• **Task requirements**
a - Print the section of the Nimitz strait article starting with "Aircraft Carrier's Passage" and going on through "a renegade province.".
b - Continue the article about the USS Nimitz passing through the Taiwan Strait from its last sentence.

• **Document excerpt**
● ● ●
Aircraft Carrier's Passage Sends Warning to China

BEIJING -- When Taiwanese newspapers reported Friday that a U.S. aircraft carrier had recently passed through the Taiwan Strait near the coast of China, U.S. officials blamed bad weather for the unusual route. But many analysts have interpreted it as a sign of rising temperatures between the United States and China over Taiwan's upcoming elections.

The Dec. 19 voyage of the USS Nimitz and four escort vessels, confirmed by U.S. officials, was viewed as a message from Washington to Beijing to refrain from any military action against Taiwan, a self-governing island that China regards as a renegade province.

"Weather is the convenient rationale, but there's no question in my mind that sailing the Nimitz through the strait is a conscious political signal and reminder to Beijing," said Jonathan Pollack, an international relations expert at the Rand Corp., a think tank in Los Angeles.

Normally, aircraft carriers in the region pass to the east of Taiwan, on the Pacific Ocean side away from China, especially when they are coming from the United States, as the Nimitz was in December. The South China Morning Post reported Saturday that the Hong Kong Royal Observatory said it had no record of a tropical storm off Taiwan at the time of the Nimitz voyage.
● ● ●
• **Extracted records**
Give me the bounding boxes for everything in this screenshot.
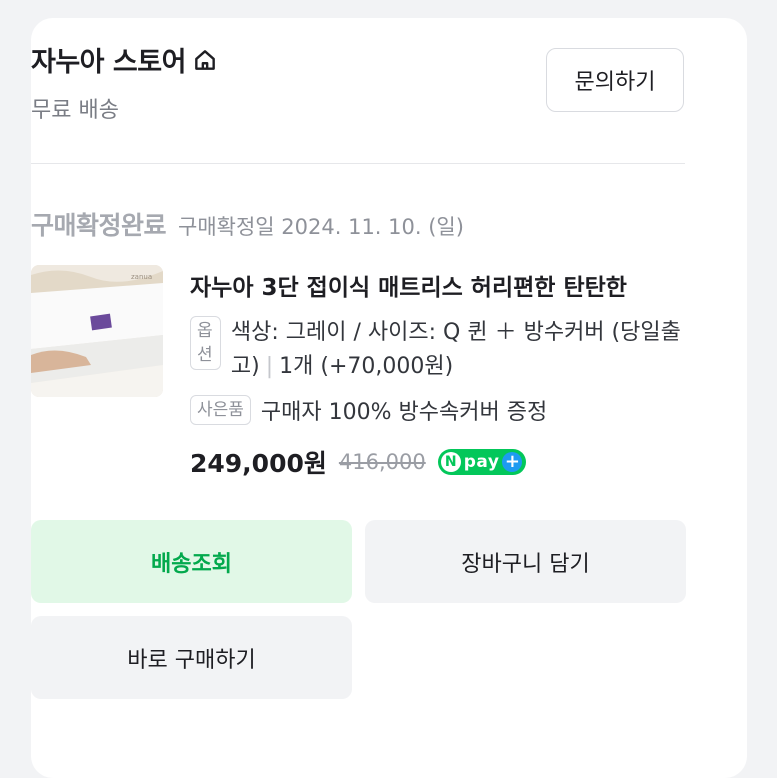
order-status-row: 구매확정완료 구매확정일 2024. 11. 10. (일) — [31, 206, 464, 242]
gift-tag: 사은품 — [190, 395, 251, 425]
plus-icon: + — [502, 452, 523, 472]
gift-text: 구매자 100% 방수속커버 증정 — [260, 400, 548, 425]
home-icon[interactable] — [192, 47, 218, 73]
order-status: 구매확정완료 — [31, 211, 167, 240]
product-thumbnail[interactable]: zanua — [31, 265, 163, 397]
option-tag: 옵션 — [190, 316, 221, 370]
mattress-image: zanua — [31, 265, 163, 397]
separator: | — [265, 354, 274, 379]
store-name[interactable]: 자누아 스토어 — [31, 40, 186, 79]
option-row: 옵션 색상: 그레이 / 사이즈: Q 퀸 ＋ 방수커버 (당일출고) | 1개 (… — [190, 316, 690, 384]
sale-price: 249,000원 — [190, 449, 327, 478]
price-row: 249,000원 416,000 N pay + — [190, 444, 527, 480]
store-header[interactable]: 자누아 스토어 — [31, 40, 218, 79]
track-delivery-button[interactable]: 배송조회 — [31, 520, 352, 603]
npay-plus-badge: N pay + — [437, 449, 527, 475]
shipping-info: 무료 배송 — [31, 98, 119, 123]
inquiry-button[interactable]: 문의하기 — [546, 48, 684, 112]
npay-label: pay — [463, 452, 500, 472]
divider — [31, 163, 685, 164]
confirm-date: 구매확정일 2024. 11. 10. (일) — [178, 215, 464, 239]
add-to-cart-button[interactable]: 장바구니 담기 — [365, 520, 686, 603]
option-details: 색상: 그레이 / 사이즈: Q 퀸 ＋ 방수커버 (당일출고) | 1개 (+70… — [231, 316, 690, 384]
npay-n-icon: N — [440, 452, 461, 472]
buy-now-button[interactable]: 바로 구매하기 — [31, 616, 352, 699]
original-price: 416,000 — [338, 450, 426, 474]
product-title[interactable]: 자누아 3단 접이식 매트리스 허리편한 탄탄한 — [190, 268, 684, 302]
quantity-text: 1개 (+70,000원) — [279, 354, 454, 379]
brand-logo: zanua — [131, 273, 152, 281]
gift-row: 사은품 구매자 100% 방수속커버 증정 — [190, 394, 547, 426]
● ● ●
• **The answers**
a -
Aircraft Carrier's Passage Sends Warning to China

BEIJING -- When Taiwanese newspapers reported Friday that a U.S. aircraft carrier had recently passed through the Taiwan Strait near the coast of China, U.S. officials blamed bad weather for the unusual route. But many analysts have interpreted it as a sign of rising temperatures between the United States and China over Taiwan's upcoming elections.

The Dec. 19 voyage of the USS Nimitz and four escort vessels, confirmed by U.S. officials, was viewed as a message from Washington to Beijing to refrain from any military action against Taiwan, a self-governing island that China regards as a renegade province.

b -
The Pentagon said U.S. vessels have passed through the 200-kilometer-wide strait before en route between Japan and Hong Kong, since it is an international waterway. And some analysts said the only message being sent was one from Taiwan's government, which is believed to have leaked the month-old news of the Nimitz voyage to the Taiwanese people, whose fears were fanned last week by a New York Times report that China was contemplating a plan to lob a shell a day into the island after the elections.

Why all the fuss about messages? For months, China has been threatening to take military action against Taiwan if the self-governing island formally declares itself independent or continues to campaign for greater international status. Those threats rose in volume and frequency after Taiwanese President Lee Teng-hui went to the United States last summer. Although U.S. officials called it a private visit to Lee's Cornell University reunion, China viewed the trip as a breach in Taiwan's diplomatic isolation.

Chinese officials have told foreign visitors that they have weighed options such as missile attacks, a blockade or a full-scale invasion of Taiwan. Beijing has tried to lend these versions weight by firing missiles into the waters north of Taiwan or holding military exercises on the nearby coast of China's Zhejiang Province.

Most analysts regard China's threats as diplomatic posturing by a government frustrated by its inability to stymie Taiwan's own diplomatic offensive.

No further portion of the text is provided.